*WHAT IS ASKED*: The entire listing is to be repeated verbatim.

[Stored records]

···

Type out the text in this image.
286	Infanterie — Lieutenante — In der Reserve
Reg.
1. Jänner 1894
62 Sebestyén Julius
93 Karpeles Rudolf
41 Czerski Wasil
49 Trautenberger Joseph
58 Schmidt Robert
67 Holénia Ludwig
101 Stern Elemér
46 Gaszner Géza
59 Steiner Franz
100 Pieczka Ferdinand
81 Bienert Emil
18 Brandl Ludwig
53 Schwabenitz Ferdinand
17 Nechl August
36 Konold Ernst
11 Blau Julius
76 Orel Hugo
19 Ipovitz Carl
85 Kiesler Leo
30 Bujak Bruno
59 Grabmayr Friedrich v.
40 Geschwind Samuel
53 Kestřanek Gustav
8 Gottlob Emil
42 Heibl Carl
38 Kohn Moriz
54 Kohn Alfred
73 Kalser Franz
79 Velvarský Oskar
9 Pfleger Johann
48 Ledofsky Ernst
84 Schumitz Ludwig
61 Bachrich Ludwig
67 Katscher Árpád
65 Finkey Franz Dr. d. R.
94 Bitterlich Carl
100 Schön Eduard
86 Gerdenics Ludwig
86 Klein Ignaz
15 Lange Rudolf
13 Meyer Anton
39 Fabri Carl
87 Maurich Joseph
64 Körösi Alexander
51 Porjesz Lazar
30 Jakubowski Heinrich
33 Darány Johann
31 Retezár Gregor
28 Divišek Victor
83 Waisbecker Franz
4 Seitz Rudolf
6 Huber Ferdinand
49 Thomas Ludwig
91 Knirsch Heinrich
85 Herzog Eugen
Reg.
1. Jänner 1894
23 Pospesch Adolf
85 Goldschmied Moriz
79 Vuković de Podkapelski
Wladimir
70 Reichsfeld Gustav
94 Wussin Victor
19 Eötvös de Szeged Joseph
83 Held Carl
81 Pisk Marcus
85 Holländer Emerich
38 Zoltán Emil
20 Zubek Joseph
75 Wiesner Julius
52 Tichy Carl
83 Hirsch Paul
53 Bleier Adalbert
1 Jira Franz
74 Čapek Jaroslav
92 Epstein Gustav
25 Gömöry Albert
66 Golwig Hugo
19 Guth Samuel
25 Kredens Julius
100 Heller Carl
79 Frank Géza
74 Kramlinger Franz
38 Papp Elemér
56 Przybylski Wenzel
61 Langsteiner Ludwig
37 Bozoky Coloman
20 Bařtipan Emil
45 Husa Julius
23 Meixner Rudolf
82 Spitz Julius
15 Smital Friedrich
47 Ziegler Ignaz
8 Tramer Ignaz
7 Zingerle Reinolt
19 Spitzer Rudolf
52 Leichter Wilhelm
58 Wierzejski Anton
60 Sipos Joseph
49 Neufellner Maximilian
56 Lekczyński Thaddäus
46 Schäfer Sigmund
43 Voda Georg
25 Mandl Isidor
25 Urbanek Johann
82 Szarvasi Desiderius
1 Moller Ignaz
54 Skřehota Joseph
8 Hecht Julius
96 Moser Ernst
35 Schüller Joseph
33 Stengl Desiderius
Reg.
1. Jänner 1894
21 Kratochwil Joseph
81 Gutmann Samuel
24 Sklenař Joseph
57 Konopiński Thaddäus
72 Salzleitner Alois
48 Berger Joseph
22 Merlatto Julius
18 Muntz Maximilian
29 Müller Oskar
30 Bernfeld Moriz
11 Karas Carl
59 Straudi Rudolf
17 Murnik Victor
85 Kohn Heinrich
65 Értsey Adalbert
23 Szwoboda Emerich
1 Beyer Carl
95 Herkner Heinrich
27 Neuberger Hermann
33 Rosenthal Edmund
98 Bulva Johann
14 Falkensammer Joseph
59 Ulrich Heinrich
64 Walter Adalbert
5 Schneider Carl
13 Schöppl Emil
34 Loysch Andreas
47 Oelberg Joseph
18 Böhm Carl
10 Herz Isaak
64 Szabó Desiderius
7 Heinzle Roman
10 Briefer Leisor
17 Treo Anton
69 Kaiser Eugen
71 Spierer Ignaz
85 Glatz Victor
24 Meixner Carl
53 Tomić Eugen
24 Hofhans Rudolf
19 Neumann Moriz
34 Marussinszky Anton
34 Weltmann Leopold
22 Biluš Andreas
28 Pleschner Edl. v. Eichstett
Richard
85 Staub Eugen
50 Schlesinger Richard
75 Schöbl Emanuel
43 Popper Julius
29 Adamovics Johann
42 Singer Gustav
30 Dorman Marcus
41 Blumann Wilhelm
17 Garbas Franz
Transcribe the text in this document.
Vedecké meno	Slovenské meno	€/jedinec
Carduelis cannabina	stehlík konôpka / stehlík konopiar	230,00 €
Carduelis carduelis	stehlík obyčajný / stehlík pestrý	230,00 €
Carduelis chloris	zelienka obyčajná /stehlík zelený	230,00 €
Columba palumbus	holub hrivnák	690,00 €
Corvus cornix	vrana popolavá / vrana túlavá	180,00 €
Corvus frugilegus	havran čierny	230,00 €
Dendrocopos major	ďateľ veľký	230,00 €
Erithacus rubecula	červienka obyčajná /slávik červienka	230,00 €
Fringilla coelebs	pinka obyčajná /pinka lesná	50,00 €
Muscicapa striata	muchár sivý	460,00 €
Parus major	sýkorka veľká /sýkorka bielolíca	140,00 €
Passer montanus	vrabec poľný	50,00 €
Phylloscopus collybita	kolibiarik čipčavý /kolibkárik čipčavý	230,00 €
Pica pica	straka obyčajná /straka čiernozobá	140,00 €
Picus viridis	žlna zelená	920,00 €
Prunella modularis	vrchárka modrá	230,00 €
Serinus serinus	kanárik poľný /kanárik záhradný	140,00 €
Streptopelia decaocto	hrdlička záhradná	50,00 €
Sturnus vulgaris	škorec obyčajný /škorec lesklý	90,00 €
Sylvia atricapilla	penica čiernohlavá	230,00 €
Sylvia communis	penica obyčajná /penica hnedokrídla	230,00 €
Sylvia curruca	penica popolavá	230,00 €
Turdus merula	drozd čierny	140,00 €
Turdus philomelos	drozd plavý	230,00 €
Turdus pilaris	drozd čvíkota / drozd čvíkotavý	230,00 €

···

*IN RESPONSE*:
Type out the text in this image.
286	Infanterie — Lieutenante — In der Reserve
Reg.
1. Jänner 1894
62 Sebestyén Julius
93 Karpeles Rudolf
41 Czerski Wasil
49 Trautenberger Joseph
58 Schmidt Robert
67 Holénia Ludwig
101 Stern Elemér
46 Gaszner Géza
59 Steiner Franz
100 Pieczka Ferdinand
81 Bienert Emil
18 Brandl Ludwig
53 Schwabenitz Ferdinand
17 Nechl August
36 Konold Ernst
11 Blau Julius
76 Orel Hugo
19 Ipovitz Carl
85 Kiesler Leo
30 Bujak Bruno
59 Grabmayr Friedrich v.
40 Geschwind Samuel
53 Kestřanek Gustav
8 Gottlob Emil
42 Heibl Carl
38 Kohn Moriz
54 Kohn Alfred
73 Kalser Franz
79 Velvarský Oskar
9 Pfleger Johann
48 Ledofsky Ernst
84 Schumitz Ludwig
61 Bachrich Ludwig
67 Katscher Árpád
65 Finkey Franz Dr. d. R.
94 Bitterlich Carl
100 Schön Eduard
86 Gerdenics Ludwig
86 Klein Ignaz
15 Lange Rudolf
13 Meyer Anton
39 Fabri Carl
87 Maurich Joseph
64 Körösi Alexander
51 Porjesz Lazar
30 Jakubowski Heinrich
33 Darány Johann
31 Retezár Gregor
28 Divišek Victor
83 Waisbecker Franz
4 Seitz Rudolf
6 Huber Ferdinand
49 Thomas Ludwig
91 Knirsch Heinrich
85 Herzog Eugen
Reg.
1. Jänner 1894
23 Pospesch Adolf
85 Goldschmied Moriz
79 Vuković de Podkapelski
Wladimir
70 Reichsfeld Gustav
94 Wussin Victor
19 Eötvös de Szeged Joseph
83 Held Carl
81 Pisk Marcus
85 Holländer Emerich
38 Zoltán Emil
20 Zubek Joseph
75 Wiesner Julius
52 Tichy Carl
83 Hirsch Paul
53 Bleier Adalbert
1 Jira Franz
74 Čapek Jaroslav
92 Epstein Gustav
25 Gömöry Albert
66 Golwig Hugo
19 Guth Samuel
25 Kredens Julius
100 Heller Carl
79 Frank Géza
74 Kramlinger Franz
38 Papp Elemér
56 Przybylski Wenzel
61 Langsteiner Ludwig
37 Bozoky Coloman
20 Bařtipan Emil
45 Husa Julius
23 Meixner Rudolf
82 Spitz Julius
15 Smital Friedrich
47 Ziegler Ignaz
8 Tramer Ignaz
7 Zingerle Reinolt
19 Spitzer Rudolf
52 Leichter Wilhelm
58 Wierzejski Anton
60 Sipos Joseph
49 Neufellner Maximilian
56 Lekczyński Thaddäus
46 Schäfer Sigmund
43 Voda Georg
25 Mandl Isidor
25 Urbanek Johann
82 Szarvasi Desiderius
1 Moller Ignaz
54 Skřehota Joseph
8 Hecht Julius
96 Moser Ernst
35 Schüller Joseph
33 Stengl Desiderius
Reg.
1. Jänner 1894
21 Kratochwil Joseph
81 Gutmann Samuel
24 Sklenař Joseph
57 Konopiński Thaddäus
72 Salzleitner Alois
48 Berger Joseph
22 Merlatto Julius
18 Muntz Maximilian
29 Müller Oskar
30 Bernfeld Moriz
11 Karas Carl
59 Straudi Rudolf
17 Murnik Victor
85 Kohn Heinrich
65 Értsey Adalbert
23 Szwoboda Emerich
1 Beyer Carl
95 Herkner Heinrich
27 Neuberger Hermann
33 Rosenthal Edmund
98 Bulva Johann
14 Falkensammer Joseph
59 Ulrich Heinrich
64 Walter Adalbert
5 Schneider Carl
13 Schöppl Emil
34 Loysch Andreas
47 Oelberg Joseph
18 Böhm Carl
10 Herz Isaak
64 Szabó Desiderius
7 Heinzle Roman
10 Briefer Leisor
17 Treo Anton
69 Kaiser Eugen
71 Spierer Ignaz
85 Glatz Victor
24 Meixner Carl
53 Tomić Eugen
24 Hofhans Rudolf
19 Neumann Moriz
34 Marussinszky Anton
34 Weltmann Leopold
22 Biluš Andreas
28 Pleschner Edl. v. Eichstett
Richard
85 Staub Eugen
50 Schlesinger Richard
75 Schöbl Emanuel
43 Popper Julius
29 Adamovics Johann
42 Singer Gustav
30 Dorman Marcus
41 Blumann Wilhelm
17 Garbas Franz
Transcribe the text in this document.
Vedecké meno	Slovenské meno	€/jedinec
Carduelis cannabina	stehlík konôpka / stehlík konopiar	230,00 €
Carduelis carduelis	stehlík obyčajný / stehlík pestrý	230,00 €
Carduelis chloris	zelienka obyčajná /stehlík zelený	230,00 €
Columba palumbus	holub hrivnák	690,00 €
Corvus cornix	vrana popolavá / vrana túlavá	180,00 €
Corvus frugilegus	havran čierny	230,00 €
Dendrocopos major	ďateľ veľký	230,00 €
Erithacus rubecula	červienka obyčajná /slávik červienka	230,00 €
Fringilla coelebs	pinka obyčajná /pinka lesná	50,00 €
Muscicapa striata	muchár sivý	460,00 €
Parus major	sýkorka veľká /sýkorka bielolíca	140,00 €
Passer montanus	vrabec poľný	50,00 €
Phylloscopus collybita	kolibiarik čipčavý /kolibkárik čipčavý	230,00 €
Pica pica	straka obyčajná /straka čiernozobá	140,00 €
Picus viridis	žlna zelená	920,00 €
Prunella modularis	vrchárka modrá	230,00 €
Serinus serinus	kanárik poľný /kanárik záhradný	140,00 €
Streptopelia decaocto	hrdlička záhradná	50,00 €
Sturnus vulgaris	škorec obyčajný /škorec lesklý	90,00 €
Sylvia atricapilla	penica čiernohlavá	230,00 €
Sylvia communis	penica obyčajná /penica hnedokrídla	230,00 €
Sylvia curruca	penica popolavá	230,00 €
Turdus merula	drozd čierny	140,00 €
Turdus philomelos	drozd plavý	230,00 €
Turdus pilaris	drozd čvíkota / drozd čvíkotavý	230,00 €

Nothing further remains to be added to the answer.